Task prompt: Every record should be written out exactly, please.

The records:

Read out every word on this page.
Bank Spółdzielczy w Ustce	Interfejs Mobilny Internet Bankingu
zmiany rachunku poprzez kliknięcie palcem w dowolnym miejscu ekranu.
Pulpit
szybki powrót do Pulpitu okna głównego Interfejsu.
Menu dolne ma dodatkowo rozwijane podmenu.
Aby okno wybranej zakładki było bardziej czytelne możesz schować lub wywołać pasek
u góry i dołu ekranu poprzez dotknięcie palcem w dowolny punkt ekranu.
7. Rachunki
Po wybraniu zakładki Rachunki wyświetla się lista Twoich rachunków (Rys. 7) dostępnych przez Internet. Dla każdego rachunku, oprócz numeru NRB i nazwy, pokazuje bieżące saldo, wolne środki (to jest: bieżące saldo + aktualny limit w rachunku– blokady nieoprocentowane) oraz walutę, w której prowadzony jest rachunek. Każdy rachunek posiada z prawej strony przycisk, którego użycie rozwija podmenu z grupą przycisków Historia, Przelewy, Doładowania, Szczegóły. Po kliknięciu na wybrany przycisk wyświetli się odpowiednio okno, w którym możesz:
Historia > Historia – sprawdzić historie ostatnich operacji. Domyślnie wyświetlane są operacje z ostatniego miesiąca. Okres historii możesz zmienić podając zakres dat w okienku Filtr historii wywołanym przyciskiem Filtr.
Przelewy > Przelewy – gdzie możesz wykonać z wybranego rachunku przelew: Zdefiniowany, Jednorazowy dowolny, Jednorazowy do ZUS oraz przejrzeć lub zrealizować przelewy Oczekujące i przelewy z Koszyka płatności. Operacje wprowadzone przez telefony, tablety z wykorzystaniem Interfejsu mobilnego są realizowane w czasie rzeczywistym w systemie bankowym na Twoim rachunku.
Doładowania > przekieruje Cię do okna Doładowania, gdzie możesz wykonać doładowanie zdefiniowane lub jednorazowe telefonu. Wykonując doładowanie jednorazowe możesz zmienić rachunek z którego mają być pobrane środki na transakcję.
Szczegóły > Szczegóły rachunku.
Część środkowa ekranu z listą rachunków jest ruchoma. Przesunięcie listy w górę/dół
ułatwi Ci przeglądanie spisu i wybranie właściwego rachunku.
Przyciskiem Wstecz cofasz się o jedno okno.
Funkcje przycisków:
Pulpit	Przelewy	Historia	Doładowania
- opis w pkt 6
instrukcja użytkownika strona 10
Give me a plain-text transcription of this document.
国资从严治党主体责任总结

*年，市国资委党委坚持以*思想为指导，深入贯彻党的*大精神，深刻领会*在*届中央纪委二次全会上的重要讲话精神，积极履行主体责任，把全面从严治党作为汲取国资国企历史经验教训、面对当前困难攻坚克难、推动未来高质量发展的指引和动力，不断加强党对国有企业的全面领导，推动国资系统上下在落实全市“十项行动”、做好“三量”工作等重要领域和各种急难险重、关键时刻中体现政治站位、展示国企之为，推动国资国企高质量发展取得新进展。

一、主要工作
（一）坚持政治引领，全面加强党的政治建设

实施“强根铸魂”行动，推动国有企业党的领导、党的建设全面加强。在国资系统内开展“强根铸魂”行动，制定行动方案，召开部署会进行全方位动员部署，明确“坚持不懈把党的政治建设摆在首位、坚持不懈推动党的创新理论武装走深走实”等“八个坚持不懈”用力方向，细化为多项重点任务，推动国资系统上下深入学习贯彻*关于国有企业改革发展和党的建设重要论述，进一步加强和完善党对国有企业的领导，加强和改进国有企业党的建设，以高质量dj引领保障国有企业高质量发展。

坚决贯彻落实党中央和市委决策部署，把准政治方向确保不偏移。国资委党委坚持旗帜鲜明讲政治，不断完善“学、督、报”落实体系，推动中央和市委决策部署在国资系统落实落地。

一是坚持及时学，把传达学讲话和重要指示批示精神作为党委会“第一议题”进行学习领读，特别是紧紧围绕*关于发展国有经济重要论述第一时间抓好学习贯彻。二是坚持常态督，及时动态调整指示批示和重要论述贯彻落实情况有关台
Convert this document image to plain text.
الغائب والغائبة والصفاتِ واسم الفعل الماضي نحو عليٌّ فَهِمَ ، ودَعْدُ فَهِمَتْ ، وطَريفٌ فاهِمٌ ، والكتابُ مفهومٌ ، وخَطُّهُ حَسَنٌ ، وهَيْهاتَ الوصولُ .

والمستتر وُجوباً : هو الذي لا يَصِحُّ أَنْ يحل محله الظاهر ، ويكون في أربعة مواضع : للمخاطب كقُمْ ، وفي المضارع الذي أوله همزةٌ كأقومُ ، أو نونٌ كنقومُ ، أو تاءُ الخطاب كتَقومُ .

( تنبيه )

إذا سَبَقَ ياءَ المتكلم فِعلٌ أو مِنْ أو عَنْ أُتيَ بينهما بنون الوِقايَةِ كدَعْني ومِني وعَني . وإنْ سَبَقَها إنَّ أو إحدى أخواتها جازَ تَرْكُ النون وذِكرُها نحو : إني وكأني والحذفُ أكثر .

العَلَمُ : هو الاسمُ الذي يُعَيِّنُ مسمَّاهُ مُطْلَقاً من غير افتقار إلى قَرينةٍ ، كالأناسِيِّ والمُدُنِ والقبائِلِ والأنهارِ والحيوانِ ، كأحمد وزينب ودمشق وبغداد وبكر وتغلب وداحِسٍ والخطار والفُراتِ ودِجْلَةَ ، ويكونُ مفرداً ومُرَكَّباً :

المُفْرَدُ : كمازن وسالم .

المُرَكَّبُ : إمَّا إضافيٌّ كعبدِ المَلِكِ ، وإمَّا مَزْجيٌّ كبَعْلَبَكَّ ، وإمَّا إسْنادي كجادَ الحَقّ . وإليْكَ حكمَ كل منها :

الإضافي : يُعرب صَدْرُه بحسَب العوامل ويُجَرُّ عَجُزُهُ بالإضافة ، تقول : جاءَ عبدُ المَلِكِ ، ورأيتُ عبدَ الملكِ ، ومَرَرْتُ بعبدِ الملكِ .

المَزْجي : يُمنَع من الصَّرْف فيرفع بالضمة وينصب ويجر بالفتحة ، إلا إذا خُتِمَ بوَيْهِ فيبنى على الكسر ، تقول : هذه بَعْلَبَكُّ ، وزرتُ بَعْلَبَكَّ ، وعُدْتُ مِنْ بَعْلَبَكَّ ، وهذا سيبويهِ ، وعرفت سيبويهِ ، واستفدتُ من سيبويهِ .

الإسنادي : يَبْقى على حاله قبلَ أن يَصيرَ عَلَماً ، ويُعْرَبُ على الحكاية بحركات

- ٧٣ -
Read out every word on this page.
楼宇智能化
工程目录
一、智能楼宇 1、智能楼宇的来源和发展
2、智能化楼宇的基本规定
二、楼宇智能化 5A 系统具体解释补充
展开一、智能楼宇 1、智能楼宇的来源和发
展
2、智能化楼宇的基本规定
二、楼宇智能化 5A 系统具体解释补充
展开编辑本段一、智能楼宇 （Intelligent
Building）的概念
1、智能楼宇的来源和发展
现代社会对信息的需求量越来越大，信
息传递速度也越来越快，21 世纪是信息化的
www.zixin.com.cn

Written answer:
Read out every word on this page.
Bank Spółdzielczy w Ustce	Interfejs Mobilny Internet Bankingu
zmiany rachunku poprzez kliknięcie palcem w dowolnym miejscu ekranu.
Pulpit
szybki powrót do Pulpitu okna głównego Interfejsu.
Menu dolne ma dodatkowo rozwijane podmenu.
Aby okno wybranej zakładki było bardziej czytelne możesz schować lub wywołać pasek
u góry i dołu ekranu poprzez dotknięcie palcem w dowolny punkt ekranu.
7. Rachunki
Po wybraniu zakładki Rachunki wyświetla się lista Twoich rachunków (Rys. 7) dostępnych przez Internet. Dla każdego rachunku, oprócz numeru NRB i nazwy, pokazuje bieżące saldo, wolne środki (to jest: bieżące saldo + aktualny limit w rachunku– blokady nieoprocentowane) oraz walutę, w której prowadzony jest rachunek. Każdy rachunek posiada z prawej strony przycisk, którego użycie rozwija podmenu z grupą przycisków Historia, Przelewy, Doładowania, Szczegóły. Po kliknięciu na wybrany przycisk wyświetli się odpowiednio okno, w którym możesz:
Historia > Historia – sprawdzić historie ostatnich operacji. Domyślnie wyświetlane są operacje z ostatniego miesiąca. Okres historii możesz zmienić podając zakres dat w okienku Filtr historii wywołanym przyciskiem Filtr.
Przelewy > Przelewy – gdzie możesz wykonać z wybranego rachunku przelew: Zdefiniowany, Jednorazowy dowolny, Jednorazowy do ZUS oraz przejrzeć lub zrealizować przelewy Oczekujące i przelewy z Koszyka płatności. Operacje wprowadzone przez telefony, tablety z wykorzystaniem Interfejsu mobilnego są realizowane w czasie rzeczywistym w systemie bankowym na Twoim rachunku.
Doładowania > przekieruje Cię do okna Doładowania, gdzie możesz wykonać doładowanie zdefiniowane lub jednorazowe telefonu. Wykonując doładowanie jednorazowe możesz zmienić rachunek z którego mają być pobrane środki na transakcję.
Szczegóły > Szczegóły rachunku.
Część środkowa ekranu z listą rachunków jest ruchoma. Przesunięcie listy w górę/dół
ułatwi Ci przeglądanie spisu i wybranie właściwego rachunku.
Przyciskiem Wstecz cofasz się o jedno okno.
Funkcje przycisków:
Pulpit	Przelewy	Historia	Doładowania
- opis w pkt 6
instrukcja użytkownika strona 10
Give me a plain-text transcription of this document.
国资从严治党主体责任总结

*年，市国资委党委坚持以*思想为指导，深入贯彻党的*大精神，深刻领会*在*届中央纪委二次全会上的重要讲话精神，积极履行主体责任，把全面从严治党作为汲取国资国企历史经验教训、面对当前困难攻坚克难、推动未来高质量发展的指引和动力，不断加强党对国有企业的全面领导，推动国资系统上下在落实全市“十项行动”、做好“三量”工作等重要领域和各种急难险重、关键时刻中体现政治站位、展示国企之为，推动国资国企高质量发展取得新进展。

一、主要工作
（一）坚持政治引领，全面加强党的政治建设

实施“强根铸魂”行动，推动国有企业党的领导、党的建设全面加强。在国资系统内开展“强根铸魂”行动，制定行动方案，召开部署会进行全方位动员部署，明确“坚持不懈把党的政治建设摆在首位、坚持不懈推动党的创新理论武装走深走实”等“八个坚持不懈”用力方向，细化为多项重点任务，推动国资系统上下深入学习贯彻*关于国有企业改革发展和党的建设重要论述，进一步加强和完善党对国有企业的领导，加强和改进国有企业党的建设，以高质量dj引领保障国有企业高质量发展。

坚决贯彻落实党中央和市委决策部署，把准政治方向确保不偏移。国资委党委坚持旗帜鲜明讲政治，不断完善“学、督、报”落实体系，推动中央和市委决策部署在国资系统落实落地。

一是坚持及时学，把传达学讲话和重要指示批示精神作为党委会“第一议题”进行学习领读，特别是紧紧围绕*关于发展国有经济重要论述第一时间抓好学习贯彻。二是坚持常态督，及时动态调整指示批示和重要论述贯彻落实情况有关台
Convert this document image to plain text.
الغائب والغائبة والصفاتِ واسم الفعل الماضي نحو عليٌّ فَهِمَ ، ودَعْدُ فَهِمَتْ ، وطَريفٌ فاهِمٌ ، والكتابُ مفهومٌ ، وخَطُّهُ حَسَنٌ ، وهَيْهاتَ الوصولُ .

والمستتر وُجوباً : هو الذي لا يَصِحُّ أَنْ يحل محله الظاهر ، ويكون في أربعة مواضع : للمخاطب كقُمْ ، وفي المضارع الذي أوله همزةٌ كأقومُ ، أو نونٌ كنقومُ ، أو تاءُ الخطاب كتَقومُ .

( تنبيه )

إذا سَبَقَ ياءَ المتكلم فِعلٌ أو مِنْ أو عَنْ أُتيَ بينهما بنون الوِقايَةِ كدَعْني ومِني وعَني . وإنْ سَبَقَها إنَّ أو إحدى أخواتها جازَ تَرْكُ النون وذِكرُها نحو : إني وكأني والحذفُ أكثر .

العَلَمُ : هو الاسمُ الذي يُعَيِّنُ مسمَّاهُ مُطْلَقاً من غير افتقار إلى قَرينةٍ ، كالأناسِيِّ والمُدُنِ والقبائِلِ والأنهارِ والحيوانِ ، كأحمد وزينب ودمشق وبغداد وبكر وتغلب وداحِسٍ والخطار والفُراتِ ودِجْلَةَ ، ويكونُ مفرداً ومُرَكَّباً :

المُفْرَدُ : كمازن وسالم .

المُرَكَّبُ : إمَّا إضافيٌّ كعبدِ المَلِكِ ، وإمَّا مَزْجيٌّ كبَعْلَبَكَّ ، وإمَّا إسْنادي كجادَ الحَقّ . وإليْكَ حكمَ كل منها :

الإضافي : يُعرب صَدْرُه بحسَب العوامل ويُجَرُّ عَجُزُهُ بالإضافة ، تقول : جاءَ عبدُ المَلِكِ ، ورأيتُ عبدَ الملكِ ، ومَرَرْتُ بعبدِ الملكِ .

المَزْجي : يُمنَع من الصَّرْف فيرفع بالضمة وينصب ويجر بالفتحة ، إلا إذا خُتِمَ بوَيْهِ فيبنى على الكسر ، تقول : هذه بَعْلَبَكُّ ، وزرتُ بَعْلَبَكَّ ، وعُدْتُ مِنْ بَعْلَبَكَّ ، وهذا سيبويهِ ، وعرفت سيبويهِ ، واستفدتُ من سيبويهِ .

الإسنادي : يَبْقى على حاله قبلَ أن يَصيرَ عَلَماً ، ويُعْرَبُ على الحكاية بحركات

- ٧٣ -
Read out every word on this page.
楼宇智能化
工程目录
一、智能楼宇 1、智能楼宇的来源和发展
2、智能化楼宇的基本规定
二、楼宇智能化 5A 系统具体解释补充
展开一、智能楼宇 1、智能楼宇的来源和发
展
2、智能化楼宇的基本规定
二、楼宇智能化 5A 系统具体解释补充
展开编辑本段一、智能楼宇 （Intelligent
Building）的概念
1、智能楼宇的来源和发展
现代社会对信息的需求量越来越大，信
息传递速度也越来越快，21 世纪是信息化的
www.zixin.com.cn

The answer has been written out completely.